**Goal:** List each line of the data that holds the string "INSTRUCTIONS", please.

Dataset items:
================

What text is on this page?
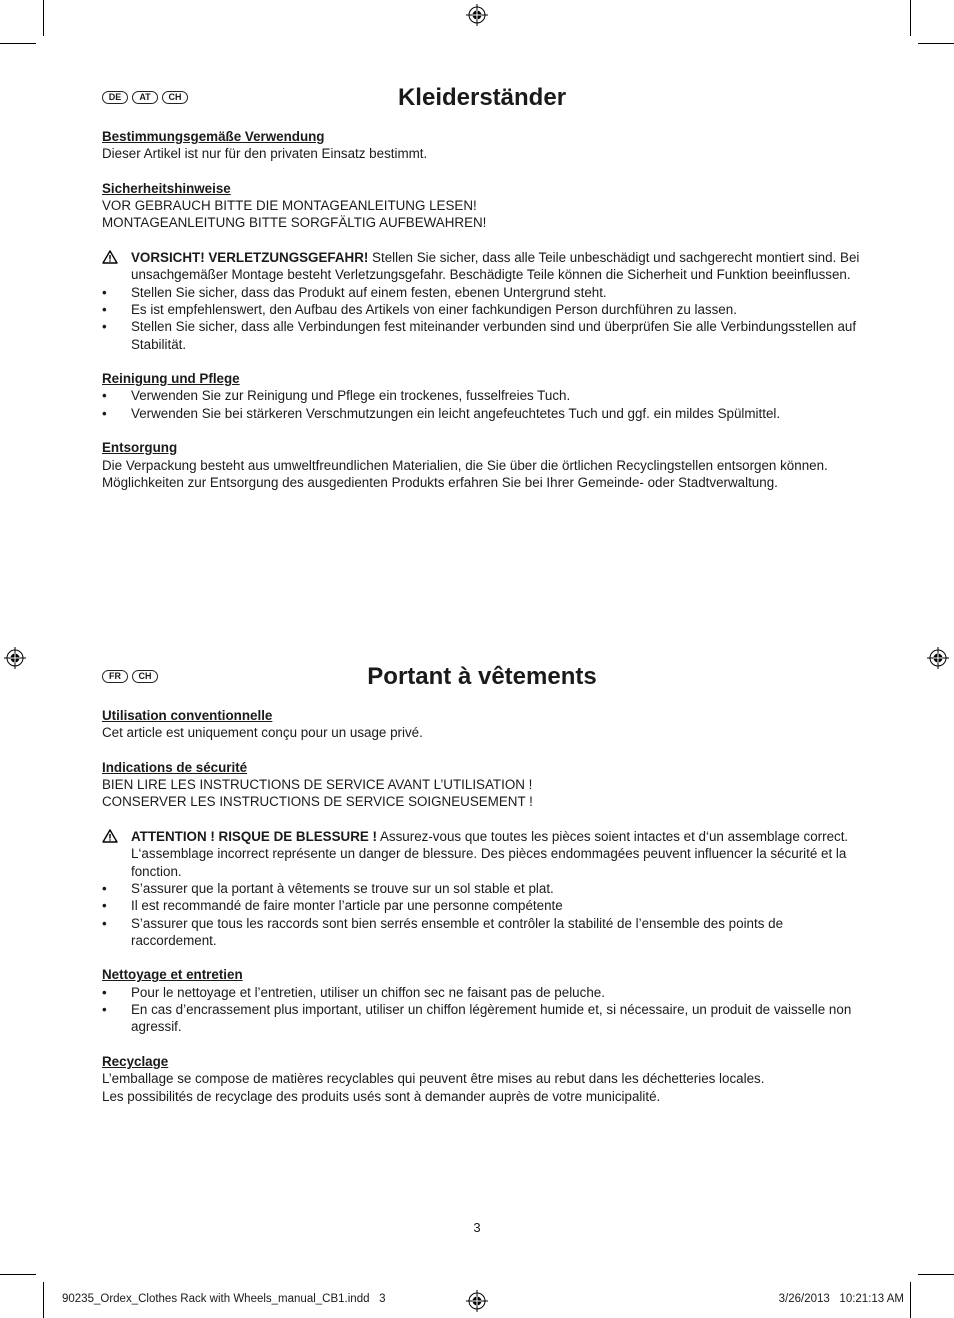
DE	AT	CH	Kleiderständer
Bestimmungsgemäße Verwendung
Dieser Artikel ist nur für den privaten Einsatz bestimmt.
Sicherheitshinweise
VOR GEBRAUCH BITTE DIE MONTAGEANLEITUNG LESEN!
MONTAGEANLEITUNG BITTE SORGFÄLTIG AUFBEWAHREN!
VORSICHT! VERLETZUNGSGEFAHR! Stellen Sie sicher, dass alle Teile unbeschädigt und sachgerecht montiert sind. Bei unsachgemäßer Montage besteht Verletzungsgefahr. Beschädigte Teile können die Sicherheit und Funktion beeinflussen.
•	Stellen Sie sicher, dass das Produkt auf einem festen, ebenen Untergrund steht.
•	Es ist empfehlenswert, den Aufbau des Artikels von einer fachkundigen Person durchführen zu lassen.
•	Stellen Sie sicher, dass alle Verbindungen fest miteinander verbunden sind und überprüfen Sie alle Verbindungsstellen auf Stabilität.
Reinigung und Pflege
•	Verwenden Sie zur Reinigung und Pflege ein trockenes, fusselfreies Tuch.
•	Verwenden Sie bei stärkeren Verschmutzungen ein leicht angefeuchtetes Tuch und ggf. ein mildes Spülmittel.
Entsorgung
Die Verpackung besteht aus umweltfreundlichen Materialien, die Sie über die örtlichen Recyclingstellen entsorgen können.
Möglichkeiten zur Entsorgung des ausgedienten Produkts erfahren Sie bei Ihrer Gemeinde- oder Stadtverwaltung.
FR	CH	Portant à vêtements
Utilisation conventionnelle
Cet article est uniquement conçu pour un usage privé.
Indications de sécurité
BIEN LIRE LES INSTRUCTIONS DE SERVICE AVANT L’UTILISATION !
CONSERVER LES INSTRUCTIONS DE SERVICE SOIGNEUSEMENT !
ATTENTION ! RISQUE DE BLESSURE ! Assurez-vous que toutes les pièces soient intactes et d‘un assemblage correct. L‘assemblage incorrect représente un danger de blessure. Des pièces endommagées peuvent influencer la sécurité et la fonction.
•	S’assurer que la portant à vêtements se trouve sur un sol stable et plat.
•	Il est recommandé de faire monter l’article par une personne compétente
•	S’assurer que tous les raccords sont bien serrés ensemble et contrôler la stabilité de l’ensemble des points de raccordement.
Nettoyage et entretien
•	Pour le nettoyage et l’entretien, utiliser un chiffon sec ne faisant pas de peluche.
•	En cas d’encrassement plus important, utiliser un chiffon légèrement humide et, si nécessaire, un produit de vaisselle non agressif.
Recyclage
L’emballage se compose de matières recyclables qui peuvent être mises au rebut dans les déchetteries locales.
Les possibilités de recyclage des produits usés sont à demander auprès de votre municipalité.
3
90235_Ordex_Clothes Rack with Wheels_manual_CB1.indd   3	3/26/2013   10:21:13 AM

================

**Output of the exercise:**
BIEN LIRE LES INSTRUCTIONS DE SERVICE AVANT L’UTILISATION !
CONSERVER LES INSTRUCTIONS DE SERVICE SOIGNEUSEMENT !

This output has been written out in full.